Below are the records. Gather each line that holds "this".

------------------------------------------------

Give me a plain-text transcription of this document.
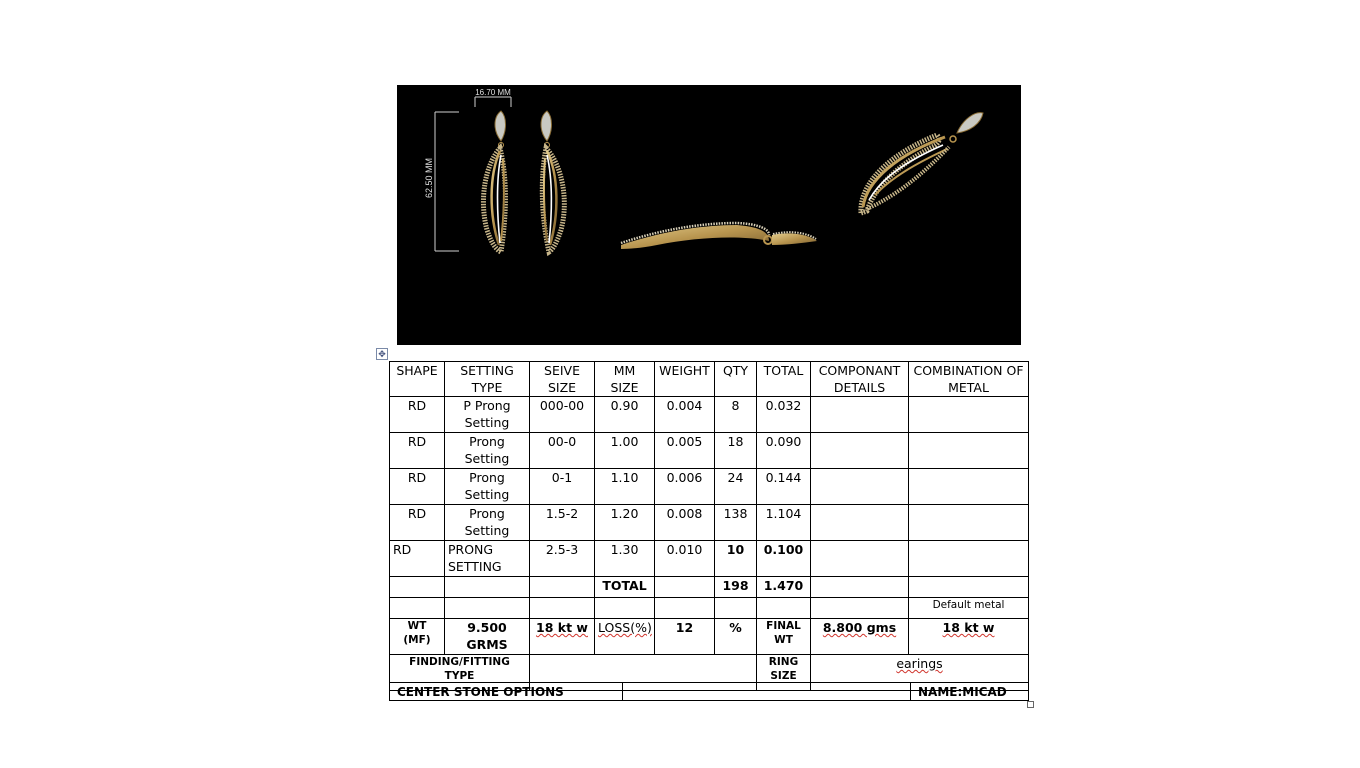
16.70 MM
62.50 MM
✥
SHAPE	SETTING TYPE	SEIVE SIZE	MM SIZE	WEIGHT	QTY	TOTAL	COMPONANT DETAILS	COMBINATION OF METAL
RD	P Prong Setting	000-00	0.90	0.004	8	0.032		
RD	Prong Setting	00-0	1.00	0.005	18	0.090		
RD	Prong Setting	0-1	1.10	0.006	24	0.144		
RD	Prong Setting	1.5-2	1.20	0.008	138	1.104		
RD	PRONG SETTING	2.5-3	1.30	0.010	10	0.100		
			TOTAL		198	1.470		
								Default metal
WT (MF)	9.500 GRMS	18 kt w	LOSS(%)	12	%	FINAL WT	8.800 gms	18 kt w
FINDING/FITTING TYPE						RING SIZE	earings	
CENTER STONE OPTIONS		NAME:MICAD
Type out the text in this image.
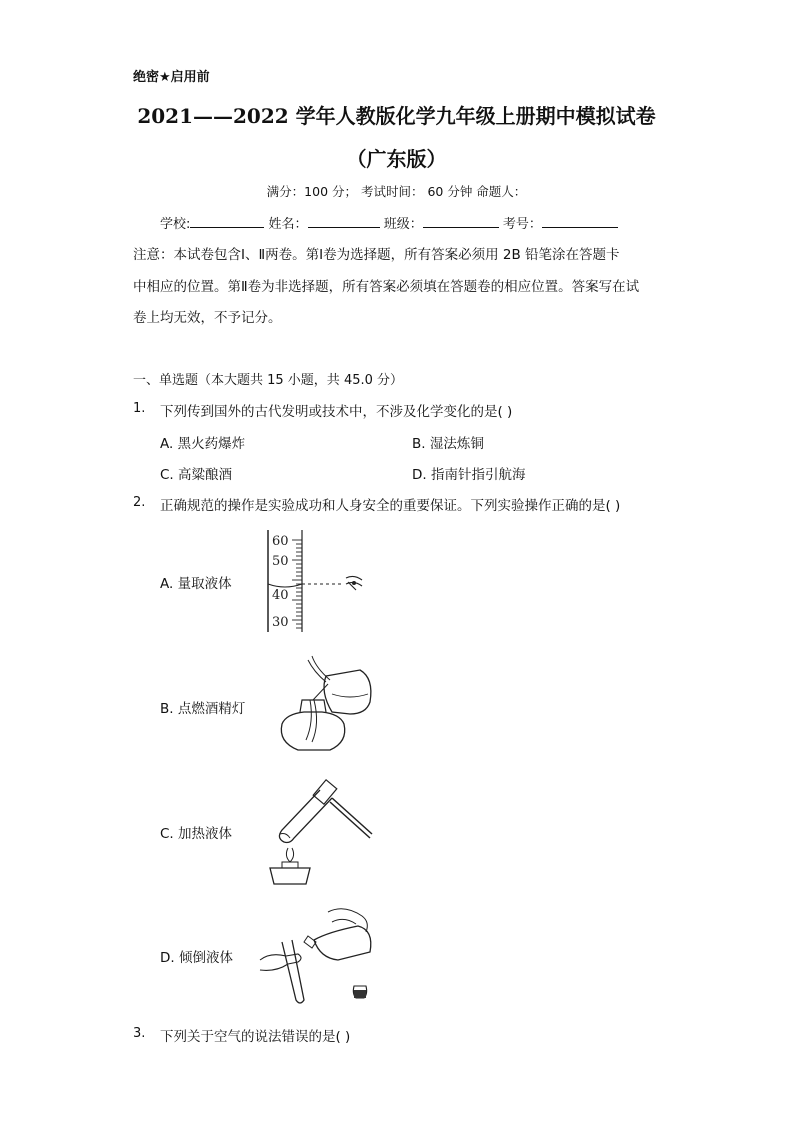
绝密★启用前
2021——2022 学年人教版化学九年级上册期中模拟试卷
（广东版）
满分：100 分； 考试时间： 60 分钟 命题人：
学校:	姓名：	班级：	考号：
注意：本试卷包含Ⅰ、Ⅱ两卷。第Ⅰ卷为选择题，所有答案必须用 2B 铅笔涂在答题卡
中相应的位置。第Ⅱ卷为非选择题，所有答案必须填在答题卷的相应位置。答案写在试
卷上均无效，不予记分。
一、单选题（本大题共 15 小题，共 45.0 分）
1. 下列传到国外的古代发明或技术中，不涉及化学变化的是( )
A. 黑火药爆炸	B. 湿法炼铜
C. 高粱酿酒	D. 指南针指引航海
2. 正确规范的操作是实验成功和人身安全的重要保证。下列实验操作正确的是( )
A. 量取液体
B. 点燃酒精灯
C. 加热液体
D. 倾倒液体
60
50
40
30
3. 下列关于空气的说法错误的是( )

------------------------------------------------

- EXERCISE RESPONSE
Give me a plain-text transcription of this document.
Type out the text in this image.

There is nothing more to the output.